### GOAL
Repeat every line of the material, character for character.

————

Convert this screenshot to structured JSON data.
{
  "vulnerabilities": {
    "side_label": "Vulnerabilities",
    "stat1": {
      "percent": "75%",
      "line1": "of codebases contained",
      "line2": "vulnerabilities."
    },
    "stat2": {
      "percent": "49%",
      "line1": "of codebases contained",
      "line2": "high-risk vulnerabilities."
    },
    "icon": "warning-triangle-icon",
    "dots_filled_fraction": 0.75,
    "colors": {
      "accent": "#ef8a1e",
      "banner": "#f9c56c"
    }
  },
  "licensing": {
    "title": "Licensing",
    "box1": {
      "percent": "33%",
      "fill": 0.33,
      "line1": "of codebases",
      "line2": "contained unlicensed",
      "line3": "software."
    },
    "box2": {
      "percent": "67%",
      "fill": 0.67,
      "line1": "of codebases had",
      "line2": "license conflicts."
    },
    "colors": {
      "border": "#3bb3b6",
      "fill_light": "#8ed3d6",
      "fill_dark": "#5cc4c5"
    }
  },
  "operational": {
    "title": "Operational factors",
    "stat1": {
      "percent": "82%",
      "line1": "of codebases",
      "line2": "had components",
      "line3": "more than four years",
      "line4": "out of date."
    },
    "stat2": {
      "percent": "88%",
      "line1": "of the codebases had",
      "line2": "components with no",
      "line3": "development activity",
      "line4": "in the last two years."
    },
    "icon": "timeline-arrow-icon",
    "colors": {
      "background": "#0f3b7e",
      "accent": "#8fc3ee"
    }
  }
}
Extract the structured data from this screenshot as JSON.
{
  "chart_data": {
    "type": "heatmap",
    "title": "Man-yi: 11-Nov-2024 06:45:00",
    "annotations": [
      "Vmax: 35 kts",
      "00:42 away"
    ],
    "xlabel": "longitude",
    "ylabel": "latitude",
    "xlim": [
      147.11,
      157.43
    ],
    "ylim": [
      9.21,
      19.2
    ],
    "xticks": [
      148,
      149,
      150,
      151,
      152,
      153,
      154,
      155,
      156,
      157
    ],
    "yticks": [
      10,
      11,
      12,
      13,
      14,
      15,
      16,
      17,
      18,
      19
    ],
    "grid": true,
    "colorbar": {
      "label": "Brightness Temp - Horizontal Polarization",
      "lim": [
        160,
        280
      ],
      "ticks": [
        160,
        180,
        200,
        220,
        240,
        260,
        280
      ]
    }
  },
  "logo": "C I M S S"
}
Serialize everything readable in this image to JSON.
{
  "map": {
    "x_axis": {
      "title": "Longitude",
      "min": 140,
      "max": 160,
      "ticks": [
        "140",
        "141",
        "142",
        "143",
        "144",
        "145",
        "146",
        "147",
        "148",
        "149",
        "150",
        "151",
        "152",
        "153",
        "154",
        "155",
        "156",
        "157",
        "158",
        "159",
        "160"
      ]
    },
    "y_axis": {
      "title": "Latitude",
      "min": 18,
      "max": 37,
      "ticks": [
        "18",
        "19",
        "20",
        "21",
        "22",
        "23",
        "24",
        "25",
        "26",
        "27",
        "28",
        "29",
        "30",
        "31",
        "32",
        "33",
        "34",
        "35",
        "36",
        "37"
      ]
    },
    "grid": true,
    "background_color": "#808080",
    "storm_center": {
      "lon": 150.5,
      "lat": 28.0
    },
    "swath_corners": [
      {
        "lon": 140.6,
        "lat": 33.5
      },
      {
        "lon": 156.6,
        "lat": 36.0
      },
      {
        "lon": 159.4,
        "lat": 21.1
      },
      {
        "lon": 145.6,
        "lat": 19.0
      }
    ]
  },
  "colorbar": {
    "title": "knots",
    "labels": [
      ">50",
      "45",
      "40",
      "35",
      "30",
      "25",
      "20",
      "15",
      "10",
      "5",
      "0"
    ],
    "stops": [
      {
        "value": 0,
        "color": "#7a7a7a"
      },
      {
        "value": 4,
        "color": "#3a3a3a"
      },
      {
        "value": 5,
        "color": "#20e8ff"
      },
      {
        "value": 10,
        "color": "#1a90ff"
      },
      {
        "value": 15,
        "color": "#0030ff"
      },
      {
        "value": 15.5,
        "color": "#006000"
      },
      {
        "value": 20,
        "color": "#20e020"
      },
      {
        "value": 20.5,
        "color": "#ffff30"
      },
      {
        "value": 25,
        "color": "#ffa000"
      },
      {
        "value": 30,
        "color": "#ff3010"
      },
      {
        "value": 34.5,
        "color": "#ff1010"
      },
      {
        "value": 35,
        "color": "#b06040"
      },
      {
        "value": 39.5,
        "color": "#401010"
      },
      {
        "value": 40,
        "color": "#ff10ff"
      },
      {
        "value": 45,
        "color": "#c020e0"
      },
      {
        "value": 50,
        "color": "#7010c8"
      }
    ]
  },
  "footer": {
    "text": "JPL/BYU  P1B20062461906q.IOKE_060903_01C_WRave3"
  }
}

————

### TASK SOLUTION
Convert this screenshot to structured JSON data.
{
  "vulnerabilities": {
    "side_label": "Vulnerabilities",
    "stat1": {
      "percent": "75%",
      "line1": "of codebases contained",
      "line2": "vulnerabilities."
    },
    "stat2": {
      "percent": "49%",
      "line1": "of codebases contained",
      "line2": "high-risk vulnerabilities."
    },
    "icon": "warning-triangle-icon",
    "dots_filled_fraction": 0.75,
    "colors": {
      "accent": "#ef8a1e",
      "banner": "#f9c56c"
    }
  },
  "licensing": {
    "title": "Licensing",
    "box1": {
      "percent": "33%",
      "fill": 0.33,
      "line1": "of codebases",
      "line2": "contained unlicensed",
      "line3": "software."
    },
    "box2": {
      "percent": "67%",
      "fill": 0.67,
      "line1": "of codebases had",
      "line2": "license conflicts."
    },
    "colors": {
      "border": "#3bb3b6",
      "fill_light": "#8ed3d6",
      "fill_dark": "#5cc4c5"
    }
  },
  "operational": {
    "title": "Operational factors",
    "stat1": {
      "percent": "82%",
      "line1": "of codebases",
      "line2": "had components",
      "line3": "more than four years",
      "line4": "out of date."
    },
    "stat2": {
      "percent": "88%",
      "line1": "of the codebases had",
      "line2": "components with no",
      "line3": "development activity",
      "line4": "in the last two years."
    },
    "icon": "timeline-arrow-icon",
    "colors": {
      "background": "#0f3b7e",
      "accent": "#8fc3ee"
    }
  }
}
Extract the structured data from this screenshot as JSON.
{
  "chart_data": {
    "type": "heatmap",
    "title": "Man-yi: 11-Nov-2024 06:45:00",
    "annotations": [
      "Vmax: 35 kts",
      "00:42 away"
    ],
    "xlabel": "longitude",
    "ylabel": "latitude",
    "xlim": [
      147.11,
      157.43
    ],
    "ylim": [
      9.21,
      19.2
    ],
    "xticks": [
      148,
      149,
      150,
      151,
      152,
      153,
      154,
      155,
      156,
      157
    ],
    "yticks": [
      10,
      11,
      12,
      13,
      14,
      15,
      16,
      17,
      18,
      19
    ],
    "grid": true,
    "colorbar": {
      "label": "Brightness Temp - Horizontal Polarization",
      "lim": [
        160,
        280
      ],
      "ticks": [
        160,
        180,
        200,
        220,
        240,
        260,
        280
      ]
    }
  },
  "logo": "C I M S S"
}
Serialize everything readable in this image to JSON.
{
  "map": {
    "x_axis": {
      "title": "Longitude",
      "min": 140,
      "max": 160,
      "ticks": [
        "140",
        "141",
        "142",
        "143",
        "144",
        "145",
        "146",
        "147",
        "148",
        "149",
        "150",
        "151",
        "152",
        "153",
        "154",
        "155",
        "156",
        "157",
        "158",
        "159",
        "160"
      ]
    },
    "y_axis": {
      "title": "Latitude",
      "min": 18,
      "max": 37,
      "ticks": [
        "18",
        "19",
        "20",
        "21",
        "22",
        "23",
        "24",
        "25",
        "26",
        "27",
        "28",
        "29",
        "30",
        "31",
        "32",
        "33",
        "34",
        "35",
        "36",
        "37"
      ]
    },
    "grid": true,
    "background_color": "#808080",
    "storm_center": {
      "lon": 150.5,
      "lat": 28.0
    },
    "swath_corners": [
      {
        "lon": 140.6,
        "lat": 33.5
      },
      {
        "lon": 156.6,
        "lat": 36.0
      },
      {
        "lon": 159.4,
        "lat": 21.1
      },
      {
        "lon": 145.6,
        "lat": 19.0
      }
    ]
  },
  "colorbar": {
    "title": "knots",
    "labels": [
      ">50",
      "45",
      "40",
      "35",
      "30",
      "25",
      "20",
      "15",
      "10",
      "5",
      "0"
    ],
    "stops": [
      {
        "value": 0,
        "color": "#7a7a7a"
      },
      {
        "value": 4,
        "color": "#3a3a3a"
      },
      {
        "value": 5,
        "color": "#20e8ff"
      },
      {
        "value": 10,
        "color": "#1a90ff"
      },
      {
        "value": 15,
        "color": "#0030ff"
      },
      {
        "value": 15.5,
        "color": "#006000"
      },
      {
        "value": 20,
        "color": "#20e020"
      },
      {
        "value": 20.5,
        "color": "#ffff30"
      },
      {
        "value": 25,
        "color": "#ffa000"
      },
      {
        "value": 30,
        "color": "#ff3010"
      },
      {
        "value": 34.5,
        "color": "#ff1010"
      },
      {
        "value": 35,
        "color": "#b06040"
      },
      {
        "value": 39.5,
        "color": "#401010"
      },
      {
        "value": 40,
        "color": "#ff10ff"
      },
      {
        "value": 45,
        "color": "#c020e0"
      },
      {
        "value": 50,
        "color": "#7010c8"
      }
    ]
  },
  "footer": {
    "text": "JPL/BYU  P1B20062461906q.IOKE_060903_01C_WRave3"
  }
}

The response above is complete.